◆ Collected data
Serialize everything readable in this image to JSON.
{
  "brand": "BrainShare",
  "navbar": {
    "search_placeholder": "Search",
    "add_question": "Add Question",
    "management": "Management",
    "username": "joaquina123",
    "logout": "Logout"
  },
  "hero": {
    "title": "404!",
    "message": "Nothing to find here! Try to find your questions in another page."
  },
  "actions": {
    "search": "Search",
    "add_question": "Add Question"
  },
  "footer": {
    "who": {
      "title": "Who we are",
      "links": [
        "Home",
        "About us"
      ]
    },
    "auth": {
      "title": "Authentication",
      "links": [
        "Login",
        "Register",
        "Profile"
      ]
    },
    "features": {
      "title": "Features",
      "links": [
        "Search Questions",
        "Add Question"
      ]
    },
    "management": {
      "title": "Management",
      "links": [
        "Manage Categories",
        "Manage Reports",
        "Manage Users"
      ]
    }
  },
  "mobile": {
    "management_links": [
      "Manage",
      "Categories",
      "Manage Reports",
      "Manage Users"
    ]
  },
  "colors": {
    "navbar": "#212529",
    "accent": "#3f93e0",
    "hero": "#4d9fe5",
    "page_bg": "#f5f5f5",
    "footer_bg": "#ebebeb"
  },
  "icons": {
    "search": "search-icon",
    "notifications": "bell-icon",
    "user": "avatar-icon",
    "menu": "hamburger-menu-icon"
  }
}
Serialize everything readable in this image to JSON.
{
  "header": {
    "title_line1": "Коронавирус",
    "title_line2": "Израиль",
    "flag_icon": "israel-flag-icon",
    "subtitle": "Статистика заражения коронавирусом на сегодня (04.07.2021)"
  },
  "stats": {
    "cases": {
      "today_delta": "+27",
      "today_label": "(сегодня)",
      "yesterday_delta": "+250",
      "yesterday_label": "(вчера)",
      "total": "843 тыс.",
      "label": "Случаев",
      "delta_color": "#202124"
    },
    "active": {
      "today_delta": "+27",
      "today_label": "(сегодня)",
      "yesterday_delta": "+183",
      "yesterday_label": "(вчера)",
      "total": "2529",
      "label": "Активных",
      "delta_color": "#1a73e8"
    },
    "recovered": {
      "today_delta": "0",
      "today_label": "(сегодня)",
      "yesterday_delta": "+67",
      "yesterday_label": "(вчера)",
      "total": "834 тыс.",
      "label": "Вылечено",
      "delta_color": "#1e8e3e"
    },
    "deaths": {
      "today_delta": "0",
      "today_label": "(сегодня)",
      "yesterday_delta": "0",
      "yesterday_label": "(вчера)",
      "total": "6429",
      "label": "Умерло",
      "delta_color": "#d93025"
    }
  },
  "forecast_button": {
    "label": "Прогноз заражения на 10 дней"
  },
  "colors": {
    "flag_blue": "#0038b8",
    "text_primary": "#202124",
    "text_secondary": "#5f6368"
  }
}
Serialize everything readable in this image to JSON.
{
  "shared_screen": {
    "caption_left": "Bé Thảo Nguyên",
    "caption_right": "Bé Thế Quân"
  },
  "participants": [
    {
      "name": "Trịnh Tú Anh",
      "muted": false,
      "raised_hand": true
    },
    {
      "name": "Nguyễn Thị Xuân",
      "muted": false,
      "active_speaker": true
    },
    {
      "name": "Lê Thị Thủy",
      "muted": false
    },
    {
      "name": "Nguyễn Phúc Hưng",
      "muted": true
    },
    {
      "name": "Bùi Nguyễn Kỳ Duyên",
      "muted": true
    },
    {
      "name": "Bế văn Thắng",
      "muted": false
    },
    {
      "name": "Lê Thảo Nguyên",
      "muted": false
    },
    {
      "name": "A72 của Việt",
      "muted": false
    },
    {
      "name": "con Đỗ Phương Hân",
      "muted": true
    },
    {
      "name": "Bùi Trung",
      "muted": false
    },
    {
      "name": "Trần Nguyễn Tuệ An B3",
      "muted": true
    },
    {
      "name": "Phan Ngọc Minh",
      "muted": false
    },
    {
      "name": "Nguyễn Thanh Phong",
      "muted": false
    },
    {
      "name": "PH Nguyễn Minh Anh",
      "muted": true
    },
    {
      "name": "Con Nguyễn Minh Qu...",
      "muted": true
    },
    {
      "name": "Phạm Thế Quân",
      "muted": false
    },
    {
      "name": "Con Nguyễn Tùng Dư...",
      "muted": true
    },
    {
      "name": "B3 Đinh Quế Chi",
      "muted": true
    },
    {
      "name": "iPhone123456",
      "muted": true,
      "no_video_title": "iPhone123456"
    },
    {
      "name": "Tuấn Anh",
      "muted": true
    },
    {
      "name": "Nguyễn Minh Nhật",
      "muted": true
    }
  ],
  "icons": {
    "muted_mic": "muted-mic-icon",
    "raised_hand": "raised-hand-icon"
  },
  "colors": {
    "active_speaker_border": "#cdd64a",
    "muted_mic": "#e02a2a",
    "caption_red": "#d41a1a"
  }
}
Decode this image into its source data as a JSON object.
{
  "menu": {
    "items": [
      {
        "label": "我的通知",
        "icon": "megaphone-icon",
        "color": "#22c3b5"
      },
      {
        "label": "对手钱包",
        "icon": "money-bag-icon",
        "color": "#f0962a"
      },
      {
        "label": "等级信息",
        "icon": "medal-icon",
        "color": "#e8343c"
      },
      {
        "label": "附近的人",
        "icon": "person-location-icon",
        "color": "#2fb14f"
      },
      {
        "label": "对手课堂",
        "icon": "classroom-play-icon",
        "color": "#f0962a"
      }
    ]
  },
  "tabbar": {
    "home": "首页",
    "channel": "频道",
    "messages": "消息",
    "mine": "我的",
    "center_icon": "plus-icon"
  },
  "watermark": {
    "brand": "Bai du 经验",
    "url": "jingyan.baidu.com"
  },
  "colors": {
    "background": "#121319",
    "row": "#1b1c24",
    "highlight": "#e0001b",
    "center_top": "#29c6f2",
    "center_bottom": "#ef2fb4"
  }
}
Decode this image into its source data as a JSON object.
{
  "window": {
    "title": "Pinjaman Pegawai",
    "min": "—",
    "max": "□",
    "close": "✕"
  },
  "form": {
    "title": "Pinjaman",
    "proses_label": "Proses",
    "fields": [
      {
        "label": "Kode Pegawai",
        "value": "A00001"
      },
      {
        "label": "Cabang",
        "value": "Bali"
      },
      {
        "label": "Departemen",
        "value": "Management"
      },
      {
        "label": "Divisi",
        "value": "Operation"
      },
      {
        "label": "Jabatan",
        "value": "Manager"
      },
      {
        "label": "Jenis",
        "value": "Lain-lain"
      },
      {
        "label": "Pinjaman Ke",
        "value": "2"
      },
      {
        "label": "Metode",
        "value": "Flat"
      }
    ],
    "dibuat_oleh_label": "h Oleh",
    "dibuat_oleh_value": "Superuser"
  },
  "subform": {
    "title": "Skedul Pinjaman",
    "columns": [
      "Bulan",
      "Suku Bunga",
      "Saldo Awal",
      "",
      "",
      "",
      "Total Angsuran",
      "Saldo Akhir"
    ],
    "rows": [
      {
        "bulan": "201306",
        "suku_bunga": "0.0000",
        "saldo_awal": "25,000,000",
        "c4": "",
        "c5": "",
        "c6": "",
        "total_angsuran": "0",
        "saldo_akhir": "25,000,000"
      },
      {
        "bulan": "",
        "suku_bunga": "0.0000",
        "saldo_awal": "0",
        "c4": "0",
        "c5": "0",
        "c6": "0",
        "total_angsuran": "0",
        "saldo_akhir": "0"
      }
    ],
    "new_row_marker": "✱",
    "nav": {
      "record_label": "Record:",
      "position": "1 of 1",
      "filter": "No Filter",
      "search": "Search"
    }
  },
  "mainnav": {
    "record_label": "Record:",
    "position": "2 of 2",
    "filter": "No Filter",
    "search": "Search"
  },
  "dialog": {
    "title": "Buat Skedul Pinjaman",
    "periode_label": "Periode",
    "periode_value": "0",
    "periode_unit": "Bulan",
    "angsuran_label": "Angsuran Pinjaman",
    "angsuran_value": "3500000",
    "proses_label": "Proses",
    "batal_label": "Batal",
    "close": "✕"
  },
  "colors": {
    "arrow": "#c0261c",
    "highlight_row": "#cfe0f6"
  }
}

◆ Stated task
Go through the listing above and list every line that has the word "заражения".

◆ Written reply
    "subtitle": "Статистика заражения коронавирусом на сегодня (04.07.2021)"
    "label": "Прогноз заражения на 10 дней"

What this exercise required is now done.